• _DIRECTIONS_:
Copy out every line in which the string "this" occurs.

• _PROVIDED DATA_:
---

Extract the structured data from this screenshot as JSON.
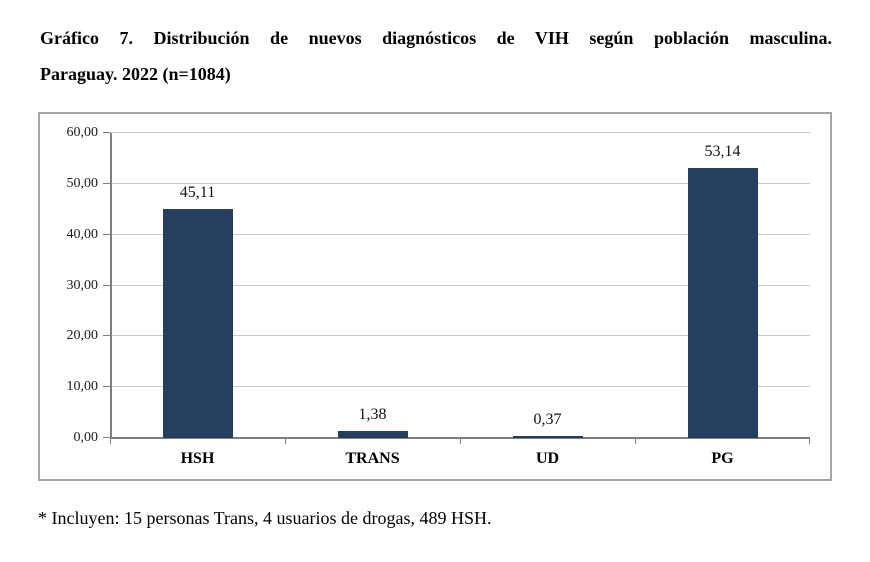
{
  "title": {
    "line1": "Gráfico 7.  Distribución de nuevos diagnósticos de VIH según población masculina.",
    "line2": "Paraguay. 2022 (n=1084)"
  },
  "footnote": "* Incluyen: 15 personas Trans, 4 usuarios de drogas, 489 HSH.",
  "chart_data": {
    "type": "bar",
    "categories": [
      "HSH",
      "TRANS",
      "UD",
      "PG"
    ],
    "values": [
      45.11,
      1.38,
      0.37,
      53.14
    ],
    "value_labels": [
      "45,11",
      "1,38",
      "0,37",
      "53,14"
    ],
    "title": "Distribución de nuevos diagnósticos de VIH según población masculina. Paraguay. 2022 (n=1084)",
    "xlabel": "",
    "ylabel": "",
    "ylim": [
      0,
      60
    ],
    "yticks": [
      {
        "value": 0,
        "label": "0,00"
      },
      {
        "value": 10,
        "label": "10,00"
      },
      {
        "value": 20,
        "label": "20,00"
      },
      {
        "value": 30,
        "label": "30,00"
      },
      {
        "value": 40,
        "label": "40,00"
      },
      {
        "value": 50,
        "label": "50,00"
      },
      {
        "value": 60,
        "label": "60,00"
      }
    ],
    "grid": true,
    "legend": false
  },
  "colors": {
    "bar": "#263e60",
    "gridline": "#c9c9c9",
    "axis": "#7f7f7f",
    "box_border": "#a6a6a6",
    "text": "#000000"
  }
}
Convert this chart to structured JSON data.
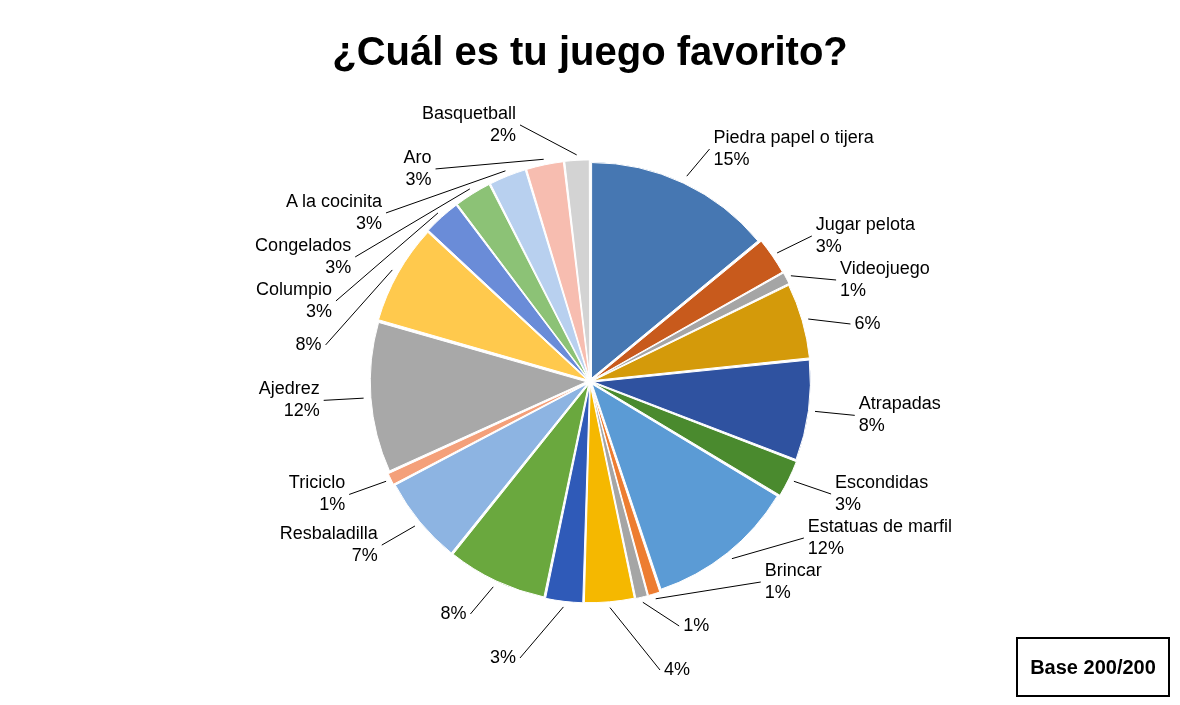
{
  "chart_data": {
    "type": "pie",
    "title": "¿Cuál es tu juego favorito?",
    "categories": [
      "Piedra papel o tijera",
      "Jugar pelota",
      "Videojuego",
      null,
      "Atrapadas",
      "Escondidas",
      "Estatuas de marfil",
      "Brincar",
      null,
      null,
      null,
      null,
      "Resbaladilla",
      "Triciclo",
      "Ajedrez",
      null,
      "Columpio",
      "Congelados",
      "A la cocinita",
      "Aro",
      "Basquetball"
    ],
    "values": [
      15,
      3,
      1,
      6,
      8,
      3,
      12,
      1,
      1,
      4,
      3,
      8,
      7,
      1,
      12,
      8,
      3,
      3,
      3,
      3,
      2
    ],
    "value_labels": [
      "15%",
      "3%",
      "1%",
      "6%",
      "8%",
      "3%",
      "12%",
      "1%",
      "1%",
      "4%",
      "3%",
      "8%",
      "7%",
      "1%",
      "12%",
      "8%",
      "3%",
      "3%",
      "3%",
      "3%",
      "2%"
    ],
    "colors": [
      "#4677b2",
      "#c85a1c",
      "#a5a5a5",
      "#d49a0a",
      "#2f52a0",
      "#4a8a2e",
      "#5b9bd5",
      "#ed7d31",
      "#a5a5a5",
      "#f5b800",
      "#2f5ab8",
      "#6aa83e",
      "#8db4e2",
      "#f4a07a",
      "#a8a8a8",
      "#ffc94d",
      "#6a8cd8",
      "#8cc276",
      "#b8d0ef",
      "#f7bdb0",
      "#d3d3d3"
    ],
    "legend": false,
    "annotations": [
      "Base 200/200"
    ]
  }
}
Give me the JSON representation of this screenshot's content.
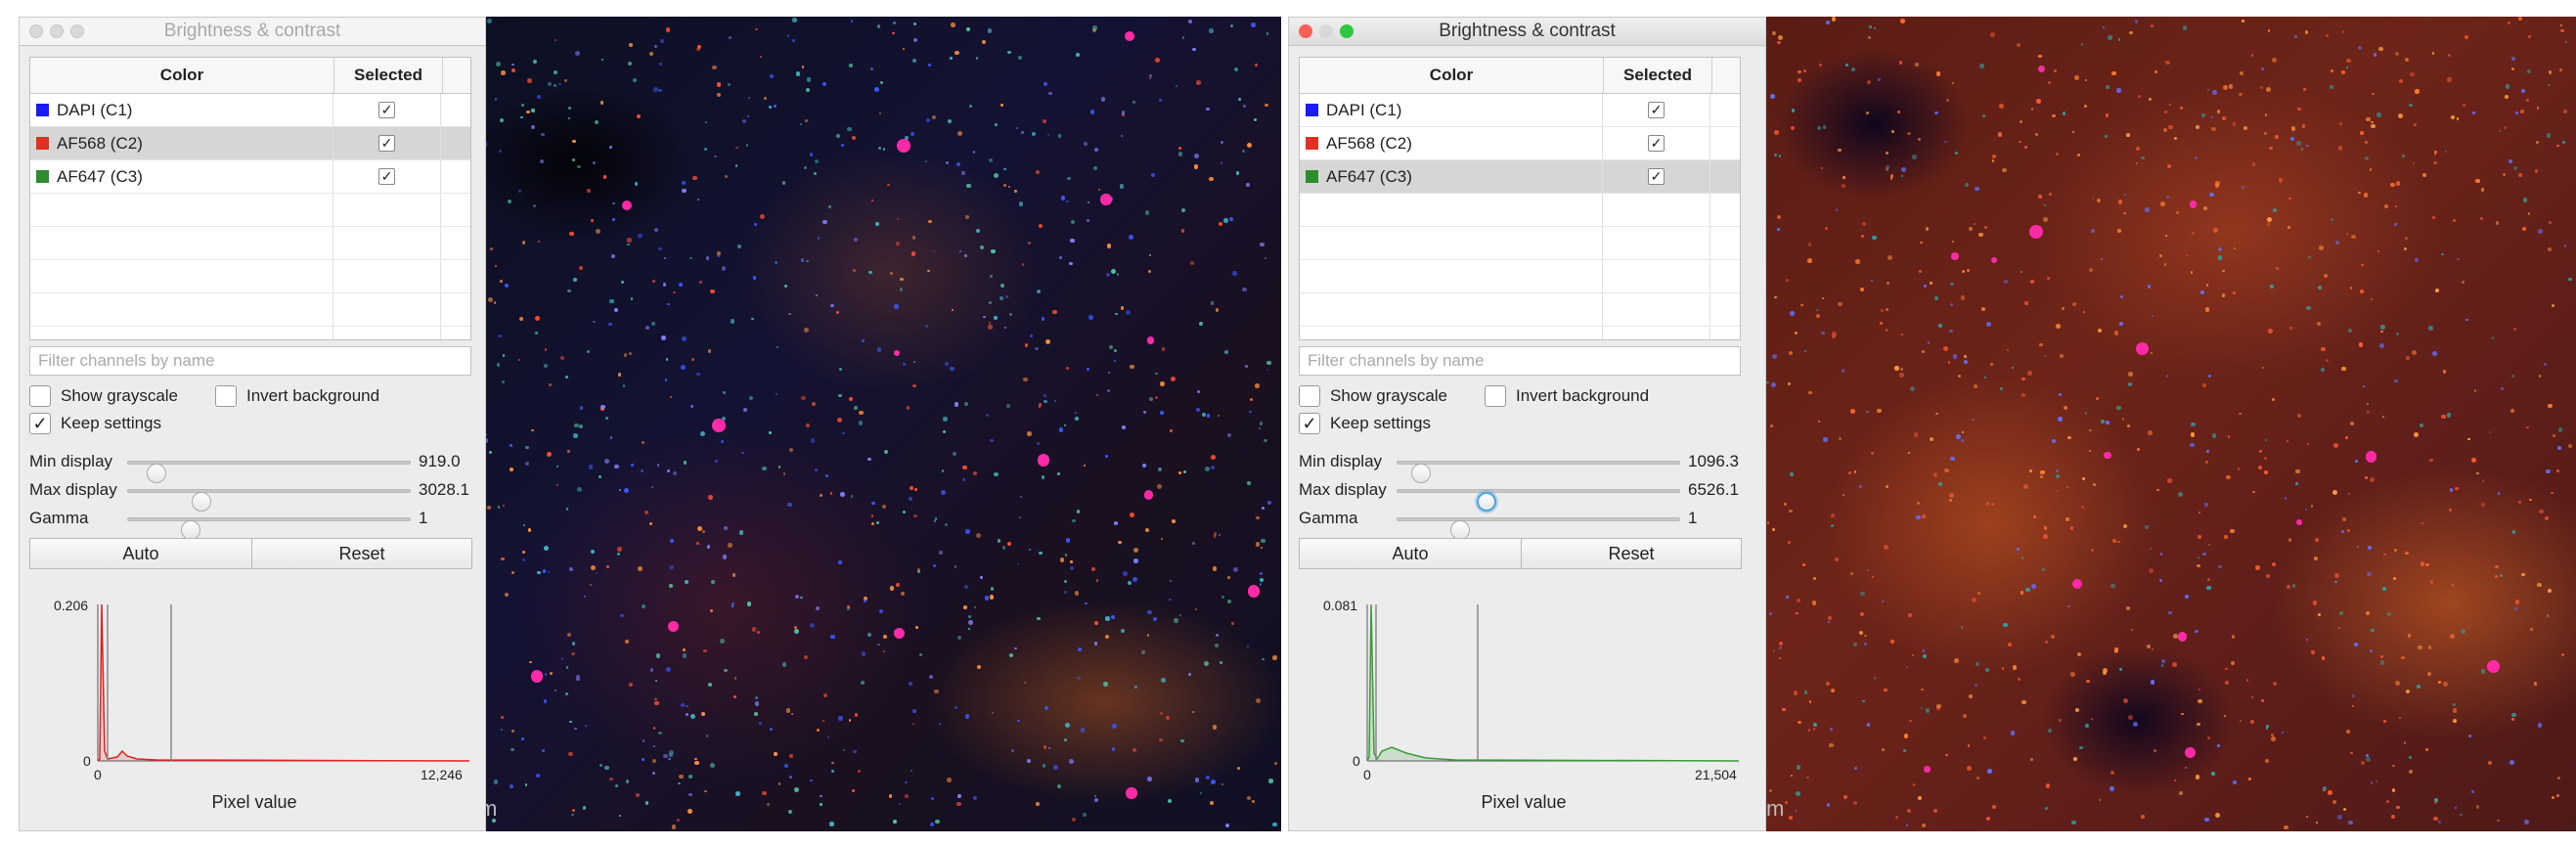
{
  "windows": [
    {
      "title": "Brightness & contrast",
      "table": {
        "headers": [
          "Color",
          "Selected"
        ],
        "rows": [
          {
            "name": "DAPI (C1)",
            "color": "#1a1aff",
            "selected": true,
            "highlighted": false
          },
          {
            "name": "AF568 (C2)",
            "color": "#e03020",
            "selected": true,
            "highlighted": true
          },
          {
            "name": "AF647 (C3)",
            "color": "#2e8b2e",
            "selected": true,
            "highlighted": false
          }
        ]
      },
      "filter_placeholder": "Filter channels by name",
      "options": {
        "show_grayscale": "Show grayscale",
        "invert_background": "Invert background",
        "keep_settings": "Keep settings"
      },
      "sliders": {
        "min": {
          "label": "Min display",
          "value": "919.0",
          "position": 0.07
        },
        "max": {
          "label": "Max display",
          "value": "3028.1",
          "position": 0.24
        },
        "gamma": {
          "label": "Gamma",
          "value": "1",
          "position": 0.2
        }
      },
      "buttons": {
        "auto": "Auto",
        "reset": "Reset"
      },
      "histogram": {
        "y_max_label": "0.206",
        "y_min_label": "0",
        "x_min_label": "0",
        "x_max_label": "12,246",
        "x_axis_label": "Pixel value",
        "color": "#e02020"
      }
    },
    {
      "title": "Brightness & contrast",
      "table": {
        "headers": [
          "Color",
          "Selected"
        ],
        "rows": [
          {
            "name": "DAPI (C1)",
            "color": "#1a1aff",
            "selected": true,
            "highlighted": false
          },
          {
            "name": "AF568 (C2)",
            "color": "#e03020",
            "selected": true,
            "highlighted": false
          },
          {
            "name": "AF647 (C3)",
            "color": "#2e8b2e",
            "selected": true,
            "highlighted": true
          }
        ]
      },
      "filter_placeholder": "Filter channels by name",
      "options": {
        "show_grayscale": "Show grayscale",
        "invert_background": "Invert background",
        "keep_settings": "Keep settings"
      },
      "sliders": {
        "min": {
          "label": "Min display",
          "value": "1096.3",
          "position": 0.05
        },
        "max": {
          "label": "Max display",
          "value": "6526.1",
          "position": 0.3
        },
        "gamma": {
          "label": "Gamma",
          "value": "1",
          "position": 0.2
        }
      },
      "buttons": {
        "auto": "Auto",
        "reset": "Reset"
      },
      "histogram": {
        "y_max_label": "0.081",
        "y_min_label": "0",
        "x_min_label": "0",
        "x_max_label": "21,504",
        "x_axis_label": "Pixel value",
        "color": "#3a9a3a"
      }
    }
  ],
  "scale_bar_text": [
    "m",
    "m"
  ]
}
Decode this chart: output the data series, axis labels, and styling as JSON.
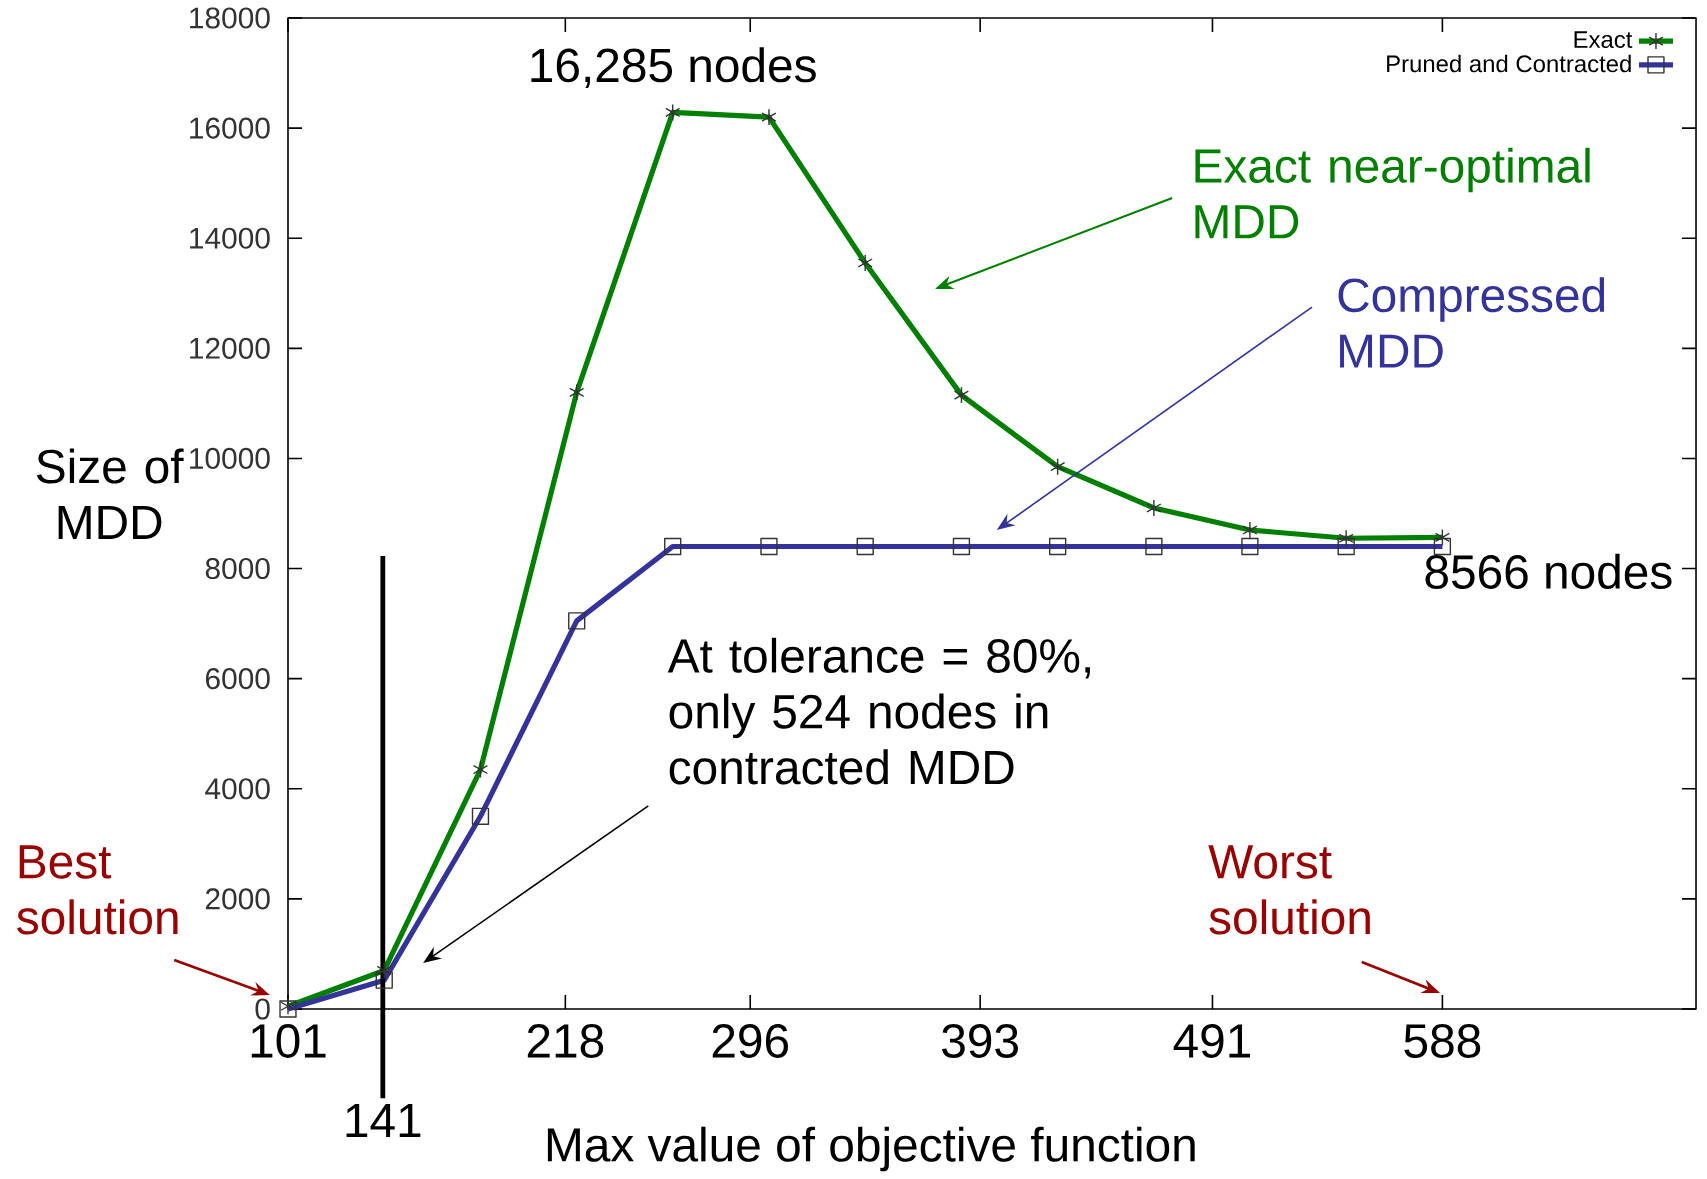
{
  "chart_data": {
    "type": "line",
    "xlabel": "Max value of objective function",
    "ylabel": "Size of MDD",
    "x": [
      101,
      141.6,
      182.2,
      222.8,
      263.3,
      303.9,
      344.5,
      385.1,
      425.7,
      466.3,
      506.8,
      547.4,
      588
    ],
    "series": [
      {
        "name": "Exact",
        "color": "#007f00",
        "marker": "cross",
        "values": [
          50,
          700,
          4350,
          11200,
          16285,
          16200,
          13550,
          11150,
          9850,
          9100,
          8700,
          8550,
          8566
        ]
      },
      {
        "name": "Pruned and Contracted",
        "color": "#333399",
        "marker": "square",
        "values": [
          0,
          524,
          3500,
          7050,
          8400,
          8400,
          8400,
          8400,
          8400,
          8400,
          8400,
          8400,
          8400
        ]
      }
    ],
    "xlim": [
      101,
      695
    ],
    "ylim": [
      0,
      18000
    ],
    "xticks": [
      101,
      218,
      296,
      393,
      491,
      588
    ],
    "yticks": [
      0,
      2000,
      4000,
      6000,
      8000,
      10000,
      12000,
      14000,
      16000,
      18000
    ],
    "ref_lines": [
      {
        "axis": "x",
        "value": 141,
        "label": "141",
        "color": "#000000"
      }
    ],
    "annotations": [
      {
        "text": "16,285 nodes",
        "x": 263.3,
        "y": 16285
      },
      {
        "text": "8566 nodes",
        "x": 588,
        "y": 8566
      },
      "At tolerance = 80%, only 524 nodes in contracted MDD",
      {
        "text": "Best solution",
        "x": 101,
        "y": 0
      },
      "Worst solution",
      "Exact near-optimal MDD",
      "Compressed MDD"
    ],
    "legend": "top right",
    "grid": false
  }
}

---

• _WORKED ANSWER_:
Extract the structured data from this screenshot as JSON.
Convert this chart to structured JSON data.
Give me the JSON representation of this screenshot's content.
Decode this chart: output the data series, axis labels, and styling as JSON.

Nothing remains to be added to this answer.